___ EXCERPTED TEXT ___
StarGAN v2 - Official PyTorch Implementation (CVPR 2020)

Overview

StarGAN v2 - Official PyTorch Implementation

StarGAN v2: Diverse Image Synthesis for Multiple Domains
Yunjey Choi*, Youngjung Uh*, Jaejun Yoo*, Jung-Woo Ha
In CVPR 2020. (* indicates equal contribution)

Paper: https://arxiv.org/abs/1912.01865
Video: https://youtu.be/0EVh5Ki4dIY

Abstract: A good image-to-image translation model should learn a mapping between different visual domains while satisfying the following properties: 1) diversity of generated images and 2) scalability over multiple domains. Existing methods address either of the issues, having limited diversity or multiple models for all domains. We propose StarGAN v2, a single framework that tackles both and shows significantly improved results over the baselines. Experiments on CelebA-HQ and a new animal faces dataset (AFHQ) validate our superiority in terms of visual quality, diversity, and scalability. To better assess image-to-image translation models, we release AFHQ, high-quality animal faces with large inter- and intra-domain variations. The code, pre-trained models, and dataset are available at clovaai/stargan-v2.

Teaser video

Click the figure to watch the teaser video.

IMAGE ALT TEXT HERE

TensorFlow implementation

The TensorFlow implementation of StarGAN v2 by our team member junho can be found at clovaai/stargan-v2-tensorflow.
___ SUPPLIED MATERIAL ___
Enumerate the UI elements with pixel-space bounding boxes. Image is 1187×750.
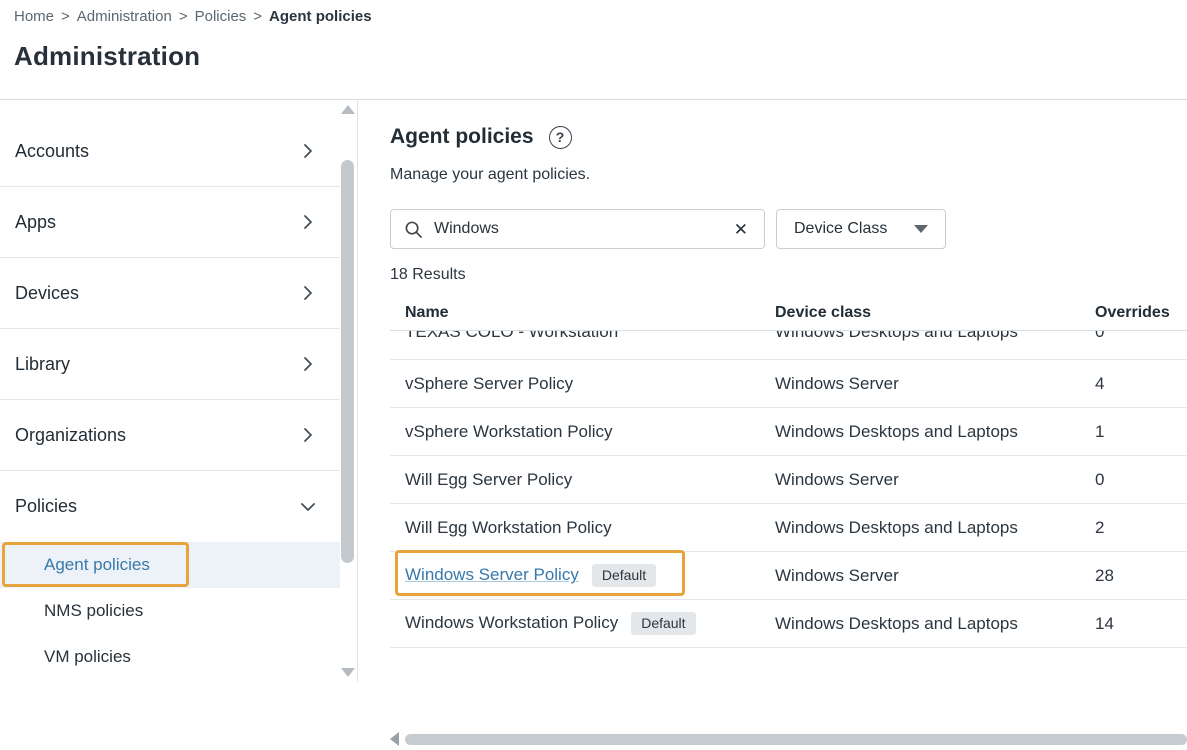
___
___ SUPPLIED MATERIAL ___
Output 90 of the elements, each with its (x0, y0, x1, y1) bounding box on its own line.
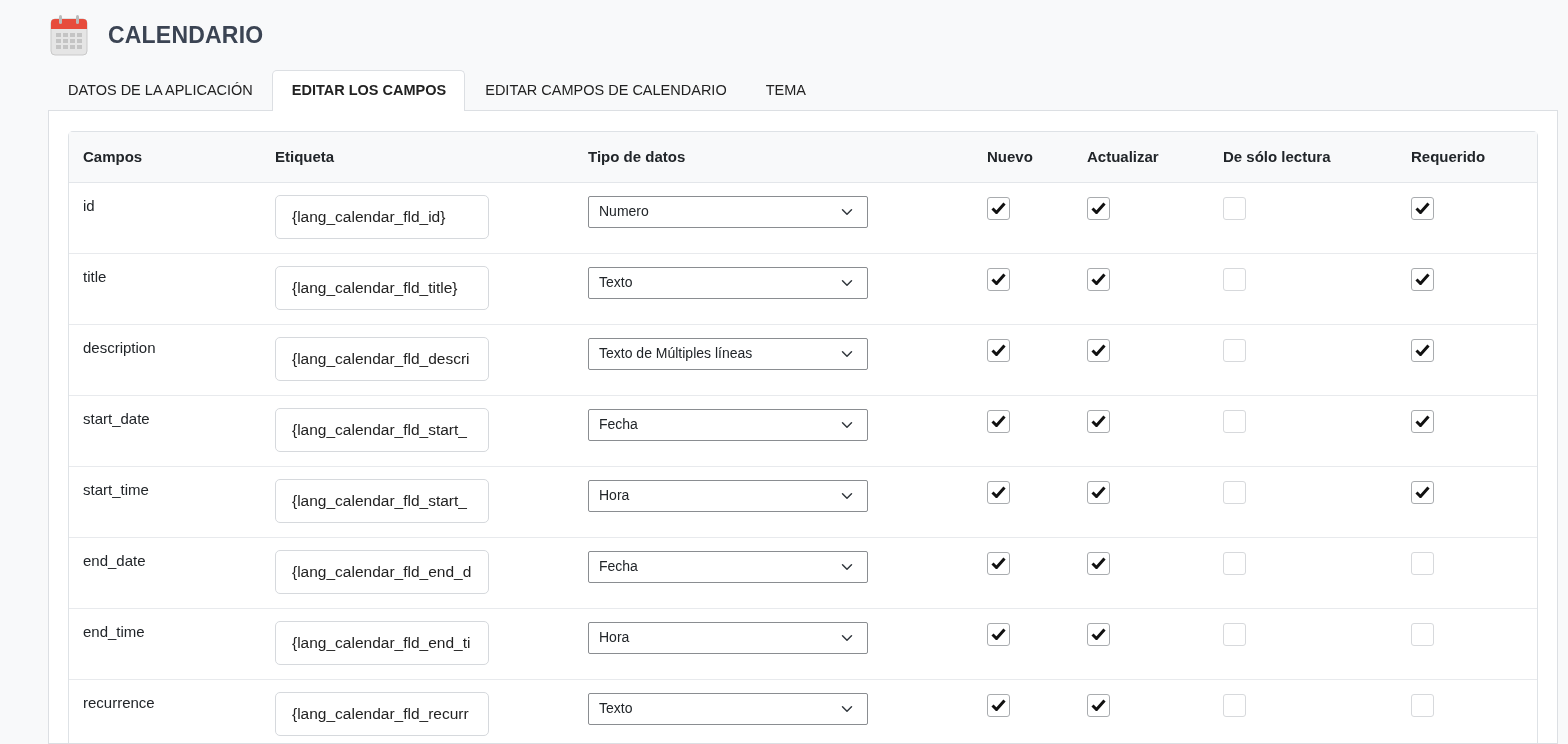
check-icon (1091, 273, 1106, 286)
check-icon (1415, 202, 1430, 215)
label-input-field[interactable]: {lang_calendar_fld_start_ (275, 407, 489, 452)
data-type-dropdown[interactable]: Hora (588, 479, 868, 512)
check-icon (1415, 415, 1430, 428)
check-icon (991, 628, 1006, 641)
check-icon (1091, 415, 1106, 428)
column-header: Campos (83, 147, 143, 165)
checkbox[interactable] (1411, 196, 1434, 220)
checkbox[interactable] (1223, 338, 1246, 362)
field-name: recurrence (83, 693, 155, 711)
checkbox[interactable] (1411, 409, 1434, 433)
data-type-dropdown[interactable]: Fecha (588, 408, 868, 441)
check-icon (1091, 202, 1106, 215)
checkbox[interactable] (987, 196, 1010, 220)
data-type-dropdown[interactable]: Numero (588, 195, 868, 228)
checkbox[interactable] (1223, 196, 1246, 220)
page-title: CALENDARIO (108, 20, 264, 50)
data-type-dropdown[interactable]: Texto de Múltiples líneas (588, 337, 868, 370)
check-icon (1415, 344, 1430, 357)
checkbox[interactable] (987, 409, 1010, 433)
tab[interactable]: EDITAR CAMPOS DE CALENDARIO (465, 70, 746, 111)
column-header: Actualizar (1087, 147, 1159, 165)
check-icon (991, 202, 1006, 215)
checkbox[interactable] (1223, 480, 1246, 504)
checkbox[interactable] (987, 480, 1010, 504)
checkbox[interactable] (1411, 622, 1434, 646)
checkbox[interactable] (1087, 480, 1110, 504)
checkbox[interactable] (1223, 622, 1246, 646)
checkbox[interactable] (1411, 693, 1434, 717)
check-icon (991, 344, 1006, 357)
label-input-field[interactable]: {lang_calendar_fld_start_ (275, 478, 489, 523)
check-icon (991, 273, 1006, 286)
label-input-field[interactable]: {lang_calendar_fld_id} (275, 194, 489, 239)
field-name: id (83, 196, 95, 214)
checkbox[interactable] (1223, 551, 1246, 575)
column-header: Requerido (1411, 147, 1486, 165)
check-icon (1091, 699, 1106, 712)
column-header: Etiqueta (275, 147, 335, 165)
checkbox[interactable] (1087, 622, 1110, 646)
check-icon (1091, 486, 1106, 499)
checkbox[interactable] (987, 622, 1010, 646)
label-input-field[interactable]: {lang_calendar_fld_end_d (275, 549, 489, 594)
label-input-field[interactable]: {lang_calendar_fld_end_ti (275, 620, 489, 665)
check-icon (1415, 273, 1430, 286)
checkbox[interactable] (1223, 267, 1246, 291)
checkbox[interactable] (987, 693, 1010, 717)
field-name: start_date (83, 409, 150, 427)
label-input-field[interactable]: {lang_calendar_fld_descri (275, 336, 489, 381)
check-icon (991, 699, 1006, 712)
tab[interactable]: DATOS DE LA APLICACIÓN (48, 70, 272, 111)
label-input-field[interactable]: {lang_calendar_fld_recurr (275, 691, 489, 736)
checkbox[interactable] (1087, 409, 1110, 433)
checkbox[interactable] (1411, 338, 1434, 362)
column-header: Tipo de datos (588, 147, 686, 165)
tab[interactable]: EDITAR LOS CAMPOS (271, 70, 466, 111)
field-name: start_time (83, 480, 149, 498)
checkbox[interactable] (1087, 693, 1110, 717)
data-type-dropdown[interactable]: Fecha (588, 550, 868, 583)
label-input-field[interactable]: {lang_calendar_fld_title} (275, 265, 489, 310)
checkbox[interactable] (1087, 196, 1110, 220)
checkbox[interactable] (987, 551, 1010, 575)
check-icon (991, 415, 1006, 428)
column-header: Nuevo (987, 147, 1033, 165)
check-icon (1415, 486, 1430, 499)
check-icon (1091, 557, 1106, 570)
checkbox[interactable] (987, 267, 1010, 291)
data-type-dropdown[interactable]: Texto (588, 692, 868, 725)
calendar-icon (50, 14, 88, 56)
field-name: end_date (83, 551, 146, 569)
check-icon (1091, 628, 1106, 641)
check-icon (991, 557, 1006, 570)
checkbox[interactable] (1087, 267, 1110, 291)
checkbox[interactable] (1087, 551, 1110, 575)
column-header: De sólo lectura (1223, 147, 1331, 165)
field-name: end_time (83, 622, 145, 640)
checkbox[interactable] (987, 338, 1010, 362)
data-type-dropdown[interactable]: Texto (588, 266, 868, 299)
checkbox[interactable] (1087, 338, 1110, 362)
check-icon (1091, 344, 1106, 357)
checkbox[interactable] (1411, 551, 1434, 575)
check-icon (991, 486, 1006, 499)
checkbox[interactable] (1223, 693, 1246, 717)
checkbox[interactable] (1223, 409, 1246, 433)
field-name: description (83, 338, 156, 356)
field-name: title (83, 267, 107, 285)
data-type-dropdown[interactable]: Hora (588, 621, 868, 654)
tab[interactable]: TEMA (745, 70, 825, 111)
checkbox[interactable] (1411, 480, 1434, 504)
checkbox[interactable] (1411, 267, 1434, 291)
___
### [PROBLEM SET]
1. Answer these questions about the StarGAN v2 page:
(a) At which conference does the page say the paper appeared?
(b) What dataset does the abstract say the authors release, and what does it contain?
(c) Where can the TensorFlow implementation of StarGAN v2 be found?
2. In the StarGAN v2 page, take the passage that begins at the words "Paper: https://arxiv.org/abs/1912.01865" and stops after "available at clovaai/stargan-v2.". Write it out with "diversity" swapped for "variety".

### [TASK-BY-TASK RESULTS]
1.
(a) CVPR 2020.
(b) AFHQ, which contains high-quality animal faces with large inter- and intra-domain variations.
(c) At clovaai/stargan-v2-tensorflow.

2.
Paper: https://arxiv.org/abs/1912.01865
Video: https://youtu.be/0EVh5Ki4dIY

Abstract: A good image-to-image translation model should learn a mapping between different visual domains while satisfying the following properties: 1) variety of generated images and 2) scalability over multiple domains. Existing methods address either of the issues, having limited variety or multiple models for all domains. We propose StarGAN v2, a single framework that tackles both and shows significantly improved results over the baselines. Experiments on CelebA-HQ and a new animal faces dataset (AFHQ) validate our superiority in terms of visual quality, variety, and scalability. To better assess image-to-image translation models, we release AFHQ, high-quality animal faces with large inter- and intra-domain variations. The code, pre-trained models, and dataset are available at clovaai/stargan-v2.